**** Data supplied ****
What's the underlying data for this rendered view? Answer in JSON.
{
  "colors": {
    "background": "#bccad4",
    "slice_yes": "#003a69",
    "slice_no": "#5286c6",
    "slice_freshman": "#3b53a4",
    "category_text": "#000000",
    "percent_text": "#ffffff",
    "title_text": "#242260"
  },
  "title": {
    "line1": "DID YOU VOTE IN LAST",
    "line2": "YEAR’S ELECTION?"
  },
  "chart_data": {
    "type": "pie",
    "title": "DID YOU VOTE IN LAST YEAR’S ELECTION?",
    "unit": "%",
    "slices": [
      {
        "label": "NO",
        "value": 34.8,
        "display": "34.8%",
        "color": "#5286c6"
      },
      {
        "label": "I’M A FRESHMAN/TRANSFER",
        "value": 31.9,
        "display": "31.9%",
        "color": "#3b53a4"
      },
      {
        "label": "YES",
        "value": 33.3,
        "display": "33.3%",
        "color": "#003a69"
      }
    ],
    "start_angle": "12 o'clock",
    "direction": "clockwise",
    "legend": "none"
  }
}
****
## Prompt
Retype the entries exactly, including every line.

## Exercise solution
What's the underlying data for this rendered view? Answer in JSON.
{
  "colors": {
    "background": "#bccad4",
    "slice_yes": "#003a69",
    "slice_no": "#5286c6",
    "slice_freshman": "#3b53a4",
    "category_text": "#000000",
    "percent_text": "#ffffff",
    "title_text": "#242260"
  },
  "title": {
    "line1": "DID YOU VOTE IN LAST",
    "line2": "YEAR’S ELECTION?"
  },
  "chart_data": {
    "type": "pie",
    "title": "DID YOU VOTE IN LAST YEAR’S ELECTION?",
    "unit": "%",
    "slices": [
      {
        "label": "NO",
        "value": 34.8,
        "display": "34.8%",
        "color": "#5286c6"
      },
      {
        "label": "I’M A FRESHMAN/TRANSFER",
        "value": 31.9,
        "display": "31.9%",
        "color": "#3b53a4"
      },
      {
        "label": "YES",
        "value": 33.3,
        "display": "33.3%",
        "color": "#003a69"
      }
    ],
    "start_angle": "12 o'clock",
    "direction": "clockwise",
    "legend": "none"
  }
}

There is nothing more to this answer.